Work instructions >>
For the listing below, give the count of lines containing "sworn", and no other text.

--- START ---

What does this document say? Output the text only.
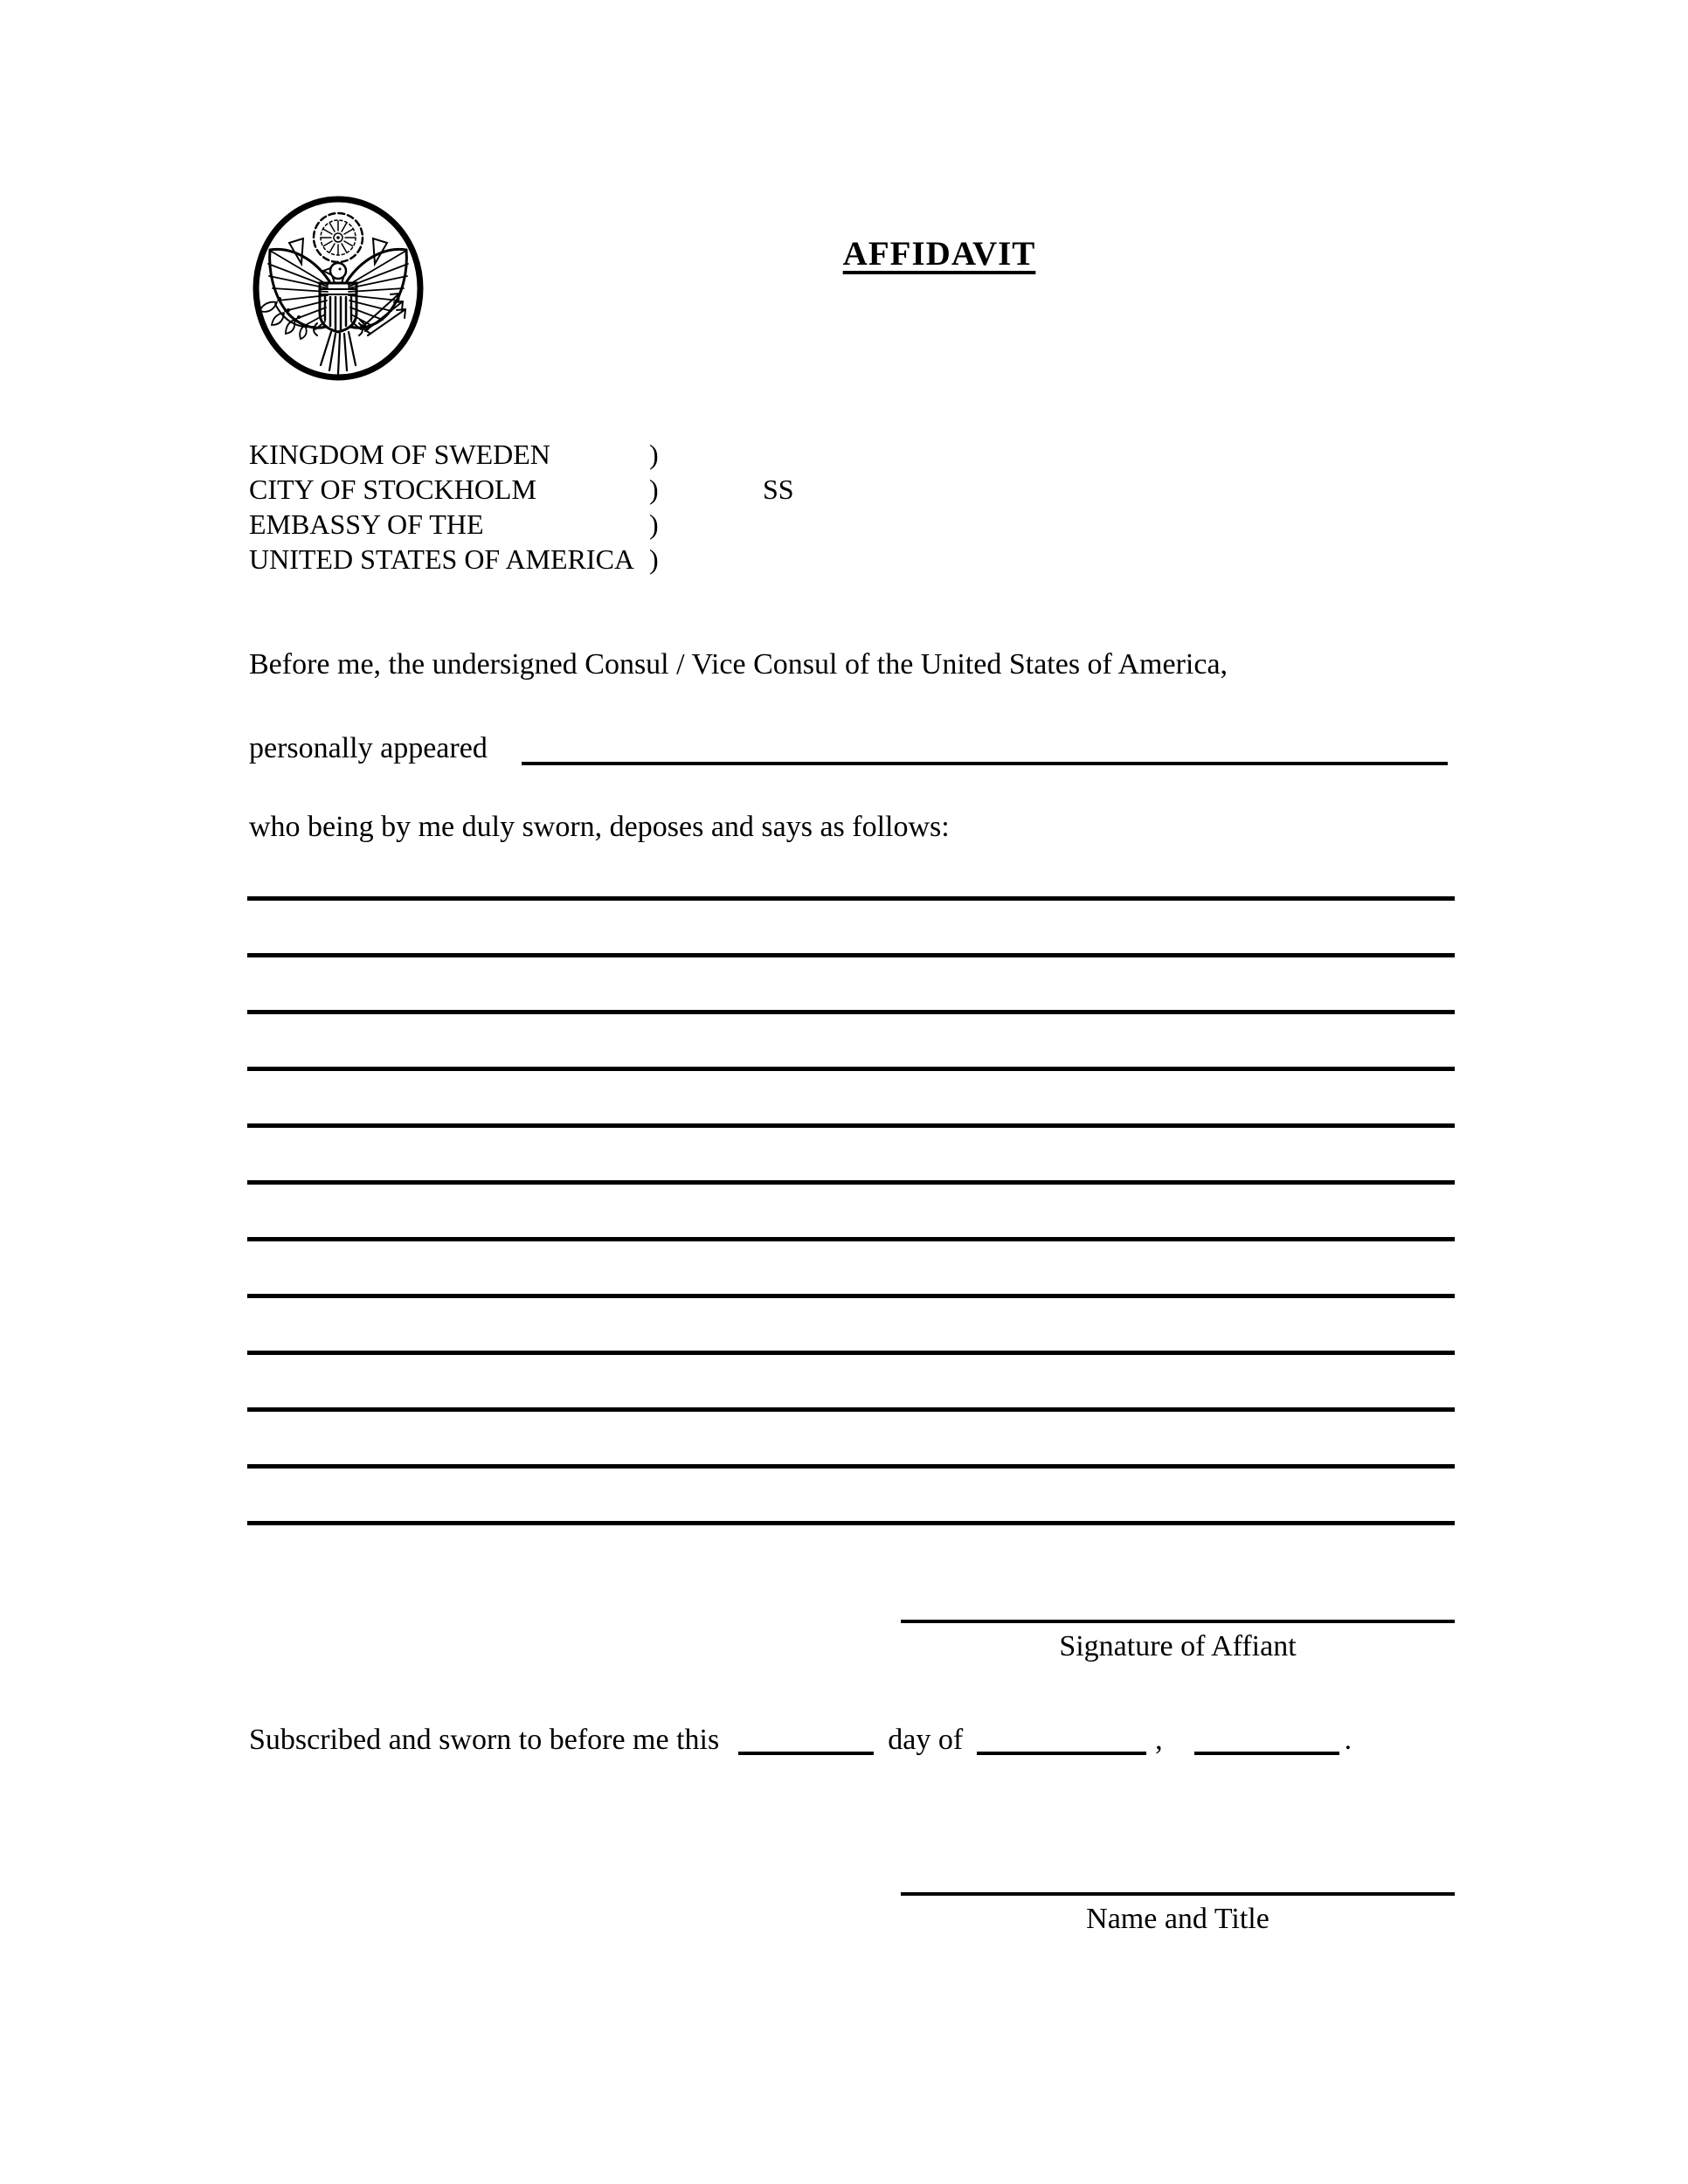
AFFIDAVIT
KINGDOM OF SWEDEN	)
CITY OF STOCKHOLM	)	SS
EMBASSY OF THE	)
UNITED STATES OF AMERICA )

Before me, the undersigned Consul / Vice Consul of the United States of America,

personally appeared

who being by me duly sworn, deposes and says as follows:

Signature of Affiant
Subscribed and sworn to before me this	day of	,	.
Name and Title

--- END ---

Solution to this problem >>
2